(Dataset excerpts)
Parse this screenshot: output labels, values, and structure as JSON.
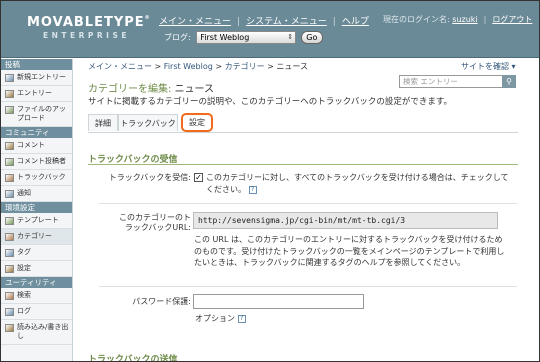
{
  "header": {
    "logo_main": "MOVABLETYPE",
    "logo_tm": "®",
    "logo_sub": "ENTERPRISE",
    "nav": [
      "メイン・メニュー",
      "システム・メニュー",
      "ヘルプ"
    ],
    "user_prefix": "現在のログイン名:",
    "user_name": "suzuki",
    "logout": "ログアウト",
    "blog_label": "ブログ:",
    "blog_selected": "First Weblog",
    "go_label": "Go"
  },
  "sidebar": {
    "sections": [
      {
        "title": "投稿",
        "items": [
          {
            "label": "新規エントリー",
            "icon": "new-entry-icon"
          },
          {
            "label": "エントリー",
            "icon": "entries-icon"
          },
          {
            "label": "ファイルのアップロード",
            "icon": "upload-icon"
          }
        ]
      },
      {
        "title": "コミュニティ",
        "items": [
          {
            "label": "コメント",
            "icon": "comment-icon"
          },
          {
            "label": "コメント投稿者",
            "icon": "commenter-icon"
          },
          {
            "label": "トラックバック",
            "icon": "trackback-icon"
          },
          {
            "label": "通知",
            "icon": "notification-icon"
          }
        ]
      },
      {
        "title": "環境設定",
        "items": [
          {
            "label": "テンプレート",
            "icon": "template-icon"
          },
          {
            "label": "カテゴリー",
            "icon": "category-icon"
          },
          {
            "label": "タグ",
            "icon": "tag-icon"
          },
          {
            "label": "設定",
            "icon": "settings-icon"
          }
        ]
      },
      {
        "title": "ユーティリティ",
        "items": [
          {
            "label": "検索",
            "icon": "search-icon"
          },
          {
            "label": "ログ",
            "icon": "log-icon"
          },
          {
            "label": "読み込み/書き出し",
            "icon": "import-export-icon"
          }
        ]
      }
    ]
  },
  "breadcrumb": {
    "items": [
      "メイン・メニュー",
      "First Weblog",
      "カテゴリー",
      "ニュース"
    ],
    "sep": ">"
  },
  "site_check": "サイトを確認 ▾",
  "search": {
    "placeholder": "検索 エントリー"
  },
  "page": {
    "title_prefix": "カテゴリーを編集:",
    "title_name": "ニュース",
    "description": "サイトに掲載するカテゴリーの説明や、このカテゴリーへのトラックバックの設定ができます。"
  },
  "tabs": [
    "詳細",
    "トラックバック",
    "設定"
  ],
  "form": {
    "section_title": "トラックバックの受信",
    "accept_label": "トラックバックを受信:",
    "accept_text": "このカテゴリーに対し、すべてのトラックバックを受け付ける場合は、チェックしてください。",
    "accept_checked": true,
    "url_label_1": "このカテゴリーのト",
    "url_label_2": "ラックバックURL:",
    "url_value": "http://sevensigma.jp/cgi-bin/mt/mt-tb.cgi/3",
    "url_hint": "この URL は、このカテゴリーのエントリーに対するトラックバックを受け付けるためのものです。受け付けたトラックバックの一覧をメインページのテンプレートで利用したいときは、トラックバックに関連するタグのヘルプを参照してください。",
    "password_label": "パスワード保護:",
    "password_value": "",
    "option_label": "オプション",
    "next_section_title": "トラックバックの送信"
  },
  "colors": {
    "header_bg": "#6b8a97",
    "section_green": "#6e8b48",
    "tab_highlight": "#f26b1d"
  }
}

◆ JOB
Reproduce each line word for word and drop the pictures.

◆ CORRECT RESPONSE
Parse this screenshot: output labels, values, and structure as JSON.
{
  "header": {
    "logo_main": "MOVABLETYPE",
    "logo_tm": "®",
    "logo_sub": "ENTERPRISE",
    "nav": [
      "メイン・メニュー",
      "システム・メニュー",
      "ヘルプ"
    ],
    "user_prefix": "現在のログイン名:",
    "user_name": "suzuki",
    "logout": "ログアウト",
    "blog_label": "ブログ:",
    "blog_selected": "First Weblog",
    "go_label": "Go"
  },
  "sidebar": {
    "sections": [
      {
        "title": "投稿",
        "items": [
          {
            "label": "新規エントリー",
            "icon": "new-entry-icon"
          },
          {
            "label": "エントリー",
            "icon": "entries-icon"
          },
          {
            "label": "ファイルのアップロード",
            "icon": "upload-icon"
          }
        ]
      },
      {
        "title": "コミュニティ",
        "items": [
          {
            "label": "コメント",
            "icon": "comment-icon"
          },
          {
            "label": "コメント投稿者",
            "icon": "commenter-icon"
          },
          {
            "label": "トラックバック",
            "icon": "trackback-icon"
          },
          {
            "label": "通知",
            "icon": "notification-icon"
          }
        ]
      },
      {
        "title": "環境設定",
        "items": [
          {
            "label": "テンプレート",
            "icon": "template-icon"
          },
          {
            "label": "カテゴリー",
            "icon": "category-icon"
          },
          {
            "label": "タグ",
            "icon": "tag-icon"
          },
          {
            "label": "設定",
            "icon": "settings-icon"
          }
        ]
      },
      {
        "title": "ユーティリティ",
        "items": [
          {
            "label": "検索",
            "icon": "search-icon"
          },
          {
            "label": "ログ",
            "icon": "log-icon"
          },
          {
            "label": "読み込み/書き出し",
            "icon": "import-export-icon"
          }
        ]
      }
    ]
  },
  "breadcrumb": {
    "items": [
      "メイン・メニュー",
      "First Weblog",
      "カテゴリー",
      "ニュース"
    ],
    "sep": ">"
  },
  "site_check": "サイトを確認 ▾",
  "search": {
    "placeholder": "検索 エントリー"
  },
  "page": {
    "title_prefix": "カテゴリーを編集:",
    "title_name": "ニュース",
    "description": "サイトに掲載するカテゴリーの説明や、このカテゴリーへのトラックバックの設定ができます。"
  },
  "tabs": [
    "詳細",
    "トラックバック",
    "設定"
  ],
  "form": {
    "section_title": "トラックバックの受信",
    "accept_label": "トラックバックを受信:",
    "accept_text": "このカテゴリーに対し、すべてのトラックバックを受け付ける場合は、チェックしてください。",
    "accept_checked": true,
    "url_label_1": "このカテゴリーのト",
    "url_label_2": "ラックバックURL:",
    "url_value": "http://sevensigma.jp/cgi-bin/mt/mt-tb.cgi/3",
    "url_hint": "この URL は、このカテゴリーのエントリーに対するトラックバックを受け付けるためのものです。受け付けたトラックバックの一覧をメインページのテンプレートで利用したいときは、トラックバックに関連するタグのヘルプを参照してください。",
    "password_label": "パスワード保護:",
    "password_value": "",
    "option_label": "オプション",
    "next_section_title": "トラックバックの送信"
  },
  "colors": {
    "header_bg": "#6b8a97",
    "section_green": "#6e8b48",
    "tab_highlight": "#f26b1d"
  }
}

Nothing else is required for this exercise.